- ITEMS:
****************

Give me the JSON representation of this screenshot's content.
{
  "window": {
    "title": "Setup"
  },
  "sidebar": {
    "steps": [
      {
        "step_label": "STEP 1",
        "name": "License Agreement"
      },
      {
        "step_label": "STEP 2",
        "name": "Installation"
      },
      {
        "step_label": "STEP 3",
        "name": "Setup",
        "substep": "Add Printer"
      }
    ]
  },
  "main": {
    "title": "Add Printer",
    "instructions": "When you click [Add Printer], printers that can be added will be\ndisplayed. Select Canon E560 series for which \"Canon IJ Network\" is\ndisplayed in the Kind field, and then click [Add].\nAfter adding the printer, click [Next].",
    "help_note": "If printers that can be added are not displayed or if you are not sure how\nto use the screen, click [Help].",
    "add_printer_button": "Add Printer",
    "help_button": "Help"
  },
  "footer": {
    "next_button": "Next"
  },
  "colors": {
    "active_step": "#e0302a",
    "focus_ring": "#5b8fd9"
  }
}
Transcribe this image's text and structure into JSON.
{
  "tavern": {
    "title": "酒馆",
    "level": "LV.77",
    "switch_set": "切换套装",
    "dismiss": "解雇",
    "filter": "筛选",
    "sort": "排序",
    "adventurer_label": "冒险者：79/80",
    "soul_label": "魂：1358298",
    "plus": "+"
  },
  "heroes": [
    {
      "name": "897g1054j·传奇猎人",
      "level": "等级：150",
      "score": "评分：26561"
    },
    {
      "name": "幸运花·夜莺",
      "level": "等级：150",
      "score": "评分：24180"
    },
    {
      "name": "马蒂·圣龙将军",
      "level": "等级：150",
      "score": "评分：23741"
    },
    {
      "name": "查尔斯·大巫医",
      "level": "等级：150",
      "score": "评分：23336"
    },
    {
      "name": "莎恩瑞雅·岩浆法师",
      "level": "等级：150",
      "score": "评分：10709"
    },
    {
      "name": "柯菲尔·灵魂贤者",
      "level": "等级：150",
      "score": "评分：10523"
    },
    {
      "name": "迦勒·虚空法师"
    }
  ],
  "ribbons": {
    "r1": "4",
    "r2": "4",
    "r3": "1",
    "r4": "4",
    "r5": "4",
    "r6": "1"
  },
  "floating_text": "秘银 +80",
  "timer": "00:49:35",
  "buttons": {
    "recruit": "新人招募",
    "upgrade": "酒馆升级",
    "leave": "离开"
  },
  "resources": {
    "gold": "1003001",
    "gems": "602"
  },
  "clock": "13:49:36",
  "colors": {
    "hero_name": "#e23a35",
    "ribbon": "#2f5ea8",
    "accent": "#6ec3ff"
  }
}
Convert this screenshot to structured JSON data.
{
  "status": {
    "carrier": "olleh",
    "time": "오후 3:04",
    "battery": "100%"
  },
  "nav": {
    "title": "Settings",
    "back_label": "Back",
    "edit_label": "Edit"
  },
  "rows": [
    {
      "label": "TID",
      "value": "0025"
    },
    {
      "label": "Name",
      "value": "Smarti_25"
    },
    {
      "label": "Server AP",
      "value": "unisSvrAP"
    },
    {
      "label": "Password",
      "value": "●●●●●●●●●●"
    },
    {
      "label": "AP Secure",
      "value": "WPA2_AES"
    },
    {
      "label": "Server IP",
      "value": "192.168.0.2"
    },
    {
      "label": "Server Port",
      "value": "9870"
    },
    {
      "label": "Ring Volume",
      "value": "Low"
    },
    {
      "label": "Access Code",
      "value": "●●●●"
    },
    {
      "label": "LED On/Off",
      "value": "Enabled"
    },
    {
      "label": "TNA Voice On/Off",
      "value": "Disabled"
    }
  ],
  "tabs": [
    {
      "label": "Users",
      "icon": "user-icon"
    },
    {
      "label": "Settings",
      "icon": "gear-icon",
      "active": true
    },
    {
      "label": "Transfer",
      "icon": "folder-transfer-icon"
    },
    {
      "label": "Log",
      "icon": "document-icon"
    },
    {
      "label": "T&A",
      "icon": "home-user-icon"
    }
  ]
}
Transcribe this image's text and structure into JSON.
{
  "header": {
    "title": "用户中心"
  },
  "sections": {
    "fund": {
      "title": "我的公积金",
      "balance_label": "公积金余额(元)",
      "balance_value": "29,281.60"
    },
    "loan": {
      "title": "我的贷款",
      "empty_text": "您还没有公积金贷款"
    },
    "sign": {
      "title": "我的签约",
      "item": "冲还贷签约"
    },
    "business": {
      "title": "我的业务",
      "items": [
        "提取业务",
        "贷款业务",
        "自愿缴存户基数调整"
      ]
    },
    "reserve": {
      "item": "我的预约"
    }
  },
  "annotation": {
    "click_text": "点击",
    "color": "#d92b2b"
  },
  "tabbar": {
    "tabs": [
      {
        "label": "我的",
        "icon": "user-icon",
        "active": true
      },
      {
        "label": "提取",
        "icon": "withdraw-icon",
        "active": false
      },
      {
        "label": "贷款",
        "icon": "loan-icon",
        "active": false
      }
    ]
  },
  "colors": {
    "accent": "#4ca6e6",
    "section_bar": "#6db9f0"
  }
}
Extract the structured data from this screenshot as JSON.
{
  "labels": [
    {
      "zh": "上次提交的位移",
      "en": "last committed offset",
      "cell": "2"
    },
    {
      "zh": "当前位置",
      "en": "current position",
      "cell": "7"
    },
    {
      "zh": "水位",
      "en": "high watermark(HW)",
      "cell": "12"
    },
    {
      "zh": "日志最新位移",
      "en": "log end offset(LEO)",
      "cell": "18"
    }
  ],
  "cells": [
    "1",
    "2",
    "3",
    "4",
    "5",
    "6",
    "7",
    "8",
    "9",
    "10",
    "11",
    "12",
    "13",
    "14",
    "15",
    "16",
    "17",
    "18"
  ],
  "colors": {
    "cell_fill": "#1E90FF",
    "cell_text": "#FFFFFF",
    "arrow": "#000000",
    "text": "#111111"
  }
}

****************

- DIRECTIONS FOR THIS TASK:
Gather each line holding the string "JSON".

- FULL RESPONSE:
Give me the JSON representation of this screenshot's content.
Transcribe this image's text and structure into JSON.
Convert this screenshot to structured JSON data.
Transcribe this image's text and structure into JSON.
Extract the structured data from this screenshot as JSON.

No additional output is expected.